== DO THIS ==
Scan the material for the word "WRMS", and copy each line where it shows up.

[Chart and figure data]
------------------------------------------------------------

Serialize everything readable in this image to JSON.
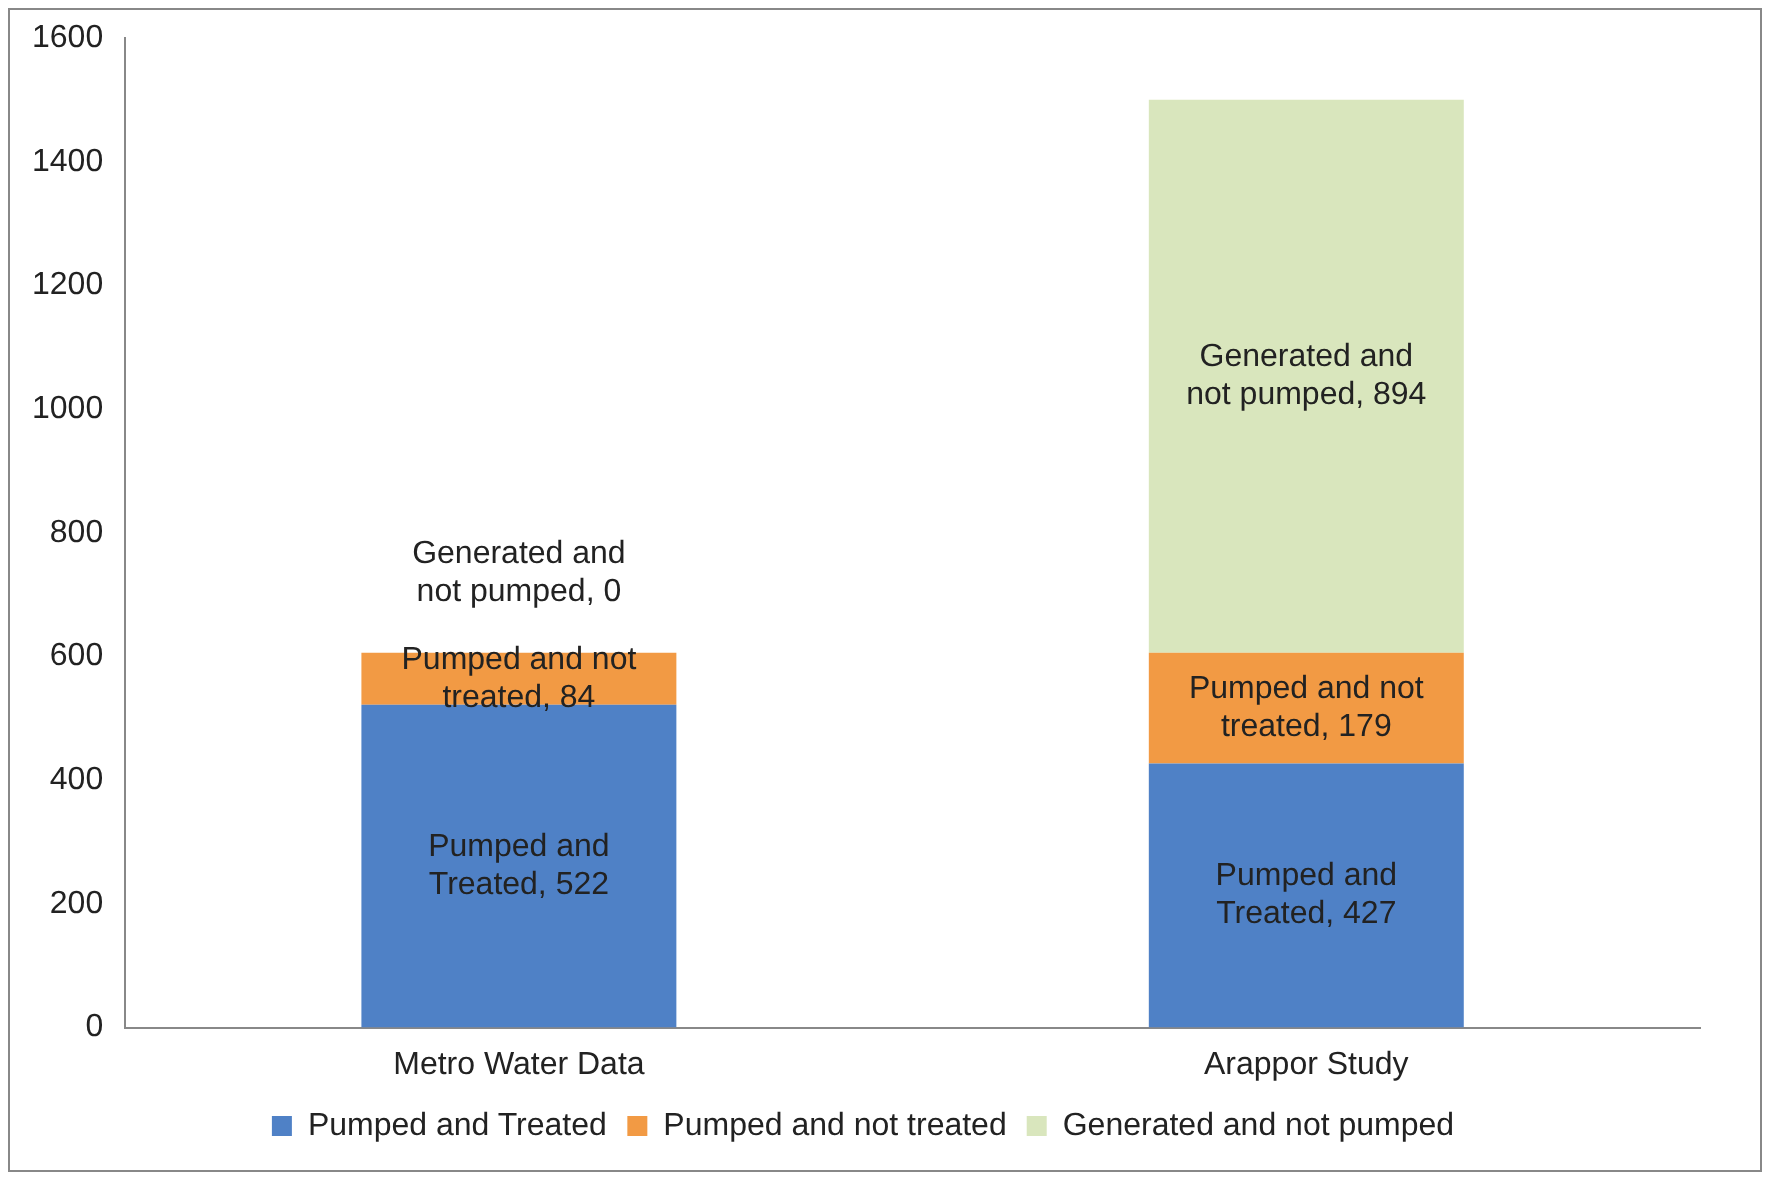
{
  "chart_data": {
    "type": "bar",
    "stacked": true,
    "categories": [
      "Metro Water Data",
      "Arappor Study"
    ],
    "series": [
      {
        "name": "Pumped and Treated",
        "color": "#4f81c6",
        "values": [
          522,
          427
        ],
        "value_labels": [
          "Pumped and Treated, 522",
          "Pumped and Treated, 427"
        ]
      },
      {
        "name": "Pumped and not treated",
        "color": "#f29a44",
        "values": [
          84,
          179
        ],
        "value_labels": [
          "Pumped and not treated, 84",
          "Pumped and not treated, 179"
        ]
      },
      {
        "name": "Generated and not pumped",
        "color": "#d9e6bd",
        "values": [
          0,
          894
        ],
        "value_labels": [
          "Generated and not pumped, 0",
          "Generated and not pumped, 894"
        ]
      }
    ],
    "ylim": [
      0,
      1600
    ],
    "yticks": [
      0,
      200,
      400,
      600,
      800,
      1000,
      1200,
      1400,
      1600
    ],
    "grid": false,
    "legend": "bottom"
  }
}
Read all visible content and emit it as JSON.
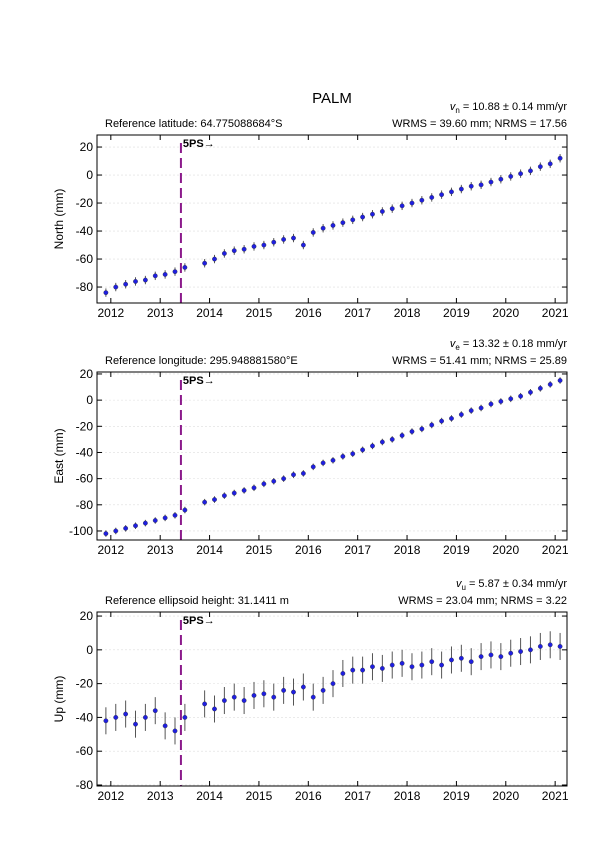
{
  "title": "PALM",
  "chart_data": [
    {
      "type": "scatter",
      "ylabel": "North (mm)",
      "reference": "Reference latitude: 64.775088684°S",
      "rate": {
        "symbol": "v",
        "subscript": "n",
        "text": "= 10.88 ± 0.14 mm/yr"
      },
      "stats": "WRMS = 39.60 mm; NRMS = 17.56",
      "xlim": [
        2011.72,
        2021.24
      ],
      "xticks": [
        2012,
        2013,
        2014,
        2015,
        2016,
        2017,
        2018,
        2019,
        2020,
        2021
      ],
      "ylim": [
        -91.4,
        28.6
      ],
      "yticks": [
        -80,
        -60,
        -40,
        -20,
        0,
        20
      ],
      "grid": true,
      "event": {
        "x": 2013.42,
        "label": "5PS→",
        "color": "#8b1a8b"
      },
      "series": [
        {
          "color": "#1f1fe0",
          "error_color": "#555555",
          "error": 3,
          "x": [
            2011.9,
            2012.1,
            2012.3,
            2012.5,
            2012.7,
            2012.9,
            2013.1,
            2013.3,
            2013.5,
            2013.9,
            2014.1,
            2014.3,
            2014.5,
            2014.7,
            2014.9,
            2015.1,
            2015.3,
            2015.5,
            2015.7,
            2015.9,
            2016.1,
            2016.3,
            2016.5,
            2016.7,
            2016.9,
            2017.1,
            2017.3,
            2017.5,
            2017.7,
            2017.9,
            2018.1,
            2018.3,
            2018.5,
            2018.7,
            2018.9,
            2019.1,
            2019.3,
            2019.5,
            2019.7,
            2019.9,
            2020.1,
            2020.3,
            2020.5,
            2020.7,
            2020.9,
            2021.1
          ],
          "values": [
            -84,
            -80,
            -78,
            -76,
            -75,
            -72,
            -71,
            -69,
            -66,
            -63,
            -60,
            -56,
            -54,
            -53,
            -51,
            -50,
            -48,
            -46,
            -45,
            -50,
            -41,
            -38,
            -36,
            -34,
            -32,
            -30,
            -28,
            -26,
            -24,
            -22,
            -20,
            -18,
            -16,
            -14,
            -12,
            -10,
            -8,
            -7,
            -5,
            -3,
            -1,
            1,
            3,
            6,
            8,
            12
          ]
        }
      ]
    },
    {
      "type": "scatter",
      "ylabel": "East (mm)",
      "reference": "Reference longitude: 295.948881580°E",
      "rate": {
        "symbol": "v",
        "subscript": "e",
        "text": "= 13.32 ± 0.18 mm/yr"
      },
      "stats": "WRMS = 51.41 mm; NRMS = 25.89",
      "xlim": [
        2011.72,
        2021.24
      ],
      "xticks": [
        2012,
        2013,
        2014,
        2015,
        2016,
        2017,
        2018,
        2019,
        2020,
        2021
      ],
      "ylim": [
        -106.9,
        21.5
      ],
      "yticks": [
        -100,
        -80,
        -60,
        -40,
        -20,
        0,
        20
      ],
      "grid": true,
      "event": {
        "x": 2013.42,
        "label": "5PS→",
        "color": "#8b1a8b"
      },
      "series": [
        {
          "color": "#1f1fe0",
          "error_color": "#555555",
          "error": 2.5,
          "x": [
            2011.9,
            2012.1,
            2012.3,
            2012.5,
            2012.7,
            2012.9,
            2013.1,
            2013.3,
            2013.5,
            2013.9,
            2014.1,
            2014.3,
            2014.5,
            2014.7,
            2014.9,
            2015.1,
            2015.3,
            2015.5,
            2015.7,
            2015.9,
            2016.1,
            2016.3,
            2016.5,
            2016.7,
            2016.9,
            2017.1,
            2017.3,
            2017.5,
            2017.7,
            2017.9,
            2018.1,
            2018.3,
            2018.5,
            2018.7,
            2018.9,
            2019.1,
            2019.3,
            2019.5,
            2019.7,
            2019.9,
            2020.1,
            2020.3,
            2020.5,
            2020.7,
            2020.9,
            2021.1
          ],
          "values": [
            -102,
            -100,
            -98,
            -96,
            -94,
            -92,
            -90,
            -88,
            -84,
            -78,
            -76,
            -73,
            -71,
            -69,
            -67,
            -64,
            -62,
            -60,
            -57,
            -56,
            -51,
            -48,
            -46,
            -43,
            -41,
            -38,
            -35,
            -32,
            -30,
            -27,
            -24,
            -22,
            -19,
            -16,
            -14,
            -11,
            -8,
            -6,
            -3,
            -1,
            1,
            3,
            6,
            9,
            12,
            15
          ]
        }
      ]
    },
    {
      "type": "scatter",
      "ylabel": "Up (mm)",
      "reference": "Reference ellipsoid height: 31.1411 m",
      "rate": {
        "symbol": "v",
        "subscript": "u",
        "text": "= 5.87 ± 0.34 mm/yr"
      },
      "stats": "WRMS = 23.04 mm; NRMS = 3.22",
      "xlim": [
        2011.72,
        2021.24
      ],
      "xticks": [
        2012,
        2013,
        2014,
        2015,
        2016,
        2017,
        2018,
        2019,
        2020,
        2021
      ],
      "ylim": [
        -80.6,
        22.4
      ],
      "yticks": [
        -80,
        -60,
        -40,
        -20,
        0,
        20
      ],
      "grid": true,
      "event": {
        "x": 2013.42,
        "label": "5PS→",
        "color": "#8b1a8b"
      },
      "series": [
        {
          "color": "#1f1fe0",
          "error_color": "#555555",
          "error": 8,
          "x": [
            2011.9,
            2012.1,
            2012.3,
            2012.5,
            2012.7,
            2012.9,
            2013.1,
            2013.3,
            2013.5,
            2013.9,
            2014.1,
            2014.3,
            2014.5,
            2014.7,
            2014.9,
            2015.1,
            2015.3,
            2015.5,
            2015.7,
            2015.9,
            2016.1,
            2016.3,
            2016.5,
            2016.7,
            2016.9,
            2017.1,
            2017.3,
            2017.5,
            2017.7,
            2017.9,
            2018.1,
            2018.3,
            2018.5,
            2018.7,
            2018.9,
            2019.1,
            2019.3,
            2019.5,
            2019.7,
            2019.9,
            2020.1,
            2020.3,
            2020.5,
            2020.7,
            2020.9,
            2021.1
          ],
          "values": [
            -42,
            -40,
            -38,
            -44,
            -40,
            -36,
            -45,
            -48,
            -40,
            -32,
            -35,
            -30,
            -28,
            -30,
            -27,
            -26,
            -28,
            -24,
            -25,
            -22,
            -28,
            -24,
            -20,
            -14,
            -12,
            -12,
            -10,
            -11,
            -9,
            -8,
            -10,
            -9,
            -7,
            -9,
            -6,
            -5,
            -7,
            -4,
            -3,
            -4,
            -2,
            -1,
            0,
            2,
            3,
            2
          ]
        }
      ]
    }
  ]
}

------------------------------------------------------------

== FULL OUTPUT ==
      "stats": "WRMS = 39.60 mm; NRMS = 17.56",
      "stats": "WRMS = 51.41 mm; NRMS = 25.89",
      "stats": "WRMS = 23.04 mm; NRMS = 3.22",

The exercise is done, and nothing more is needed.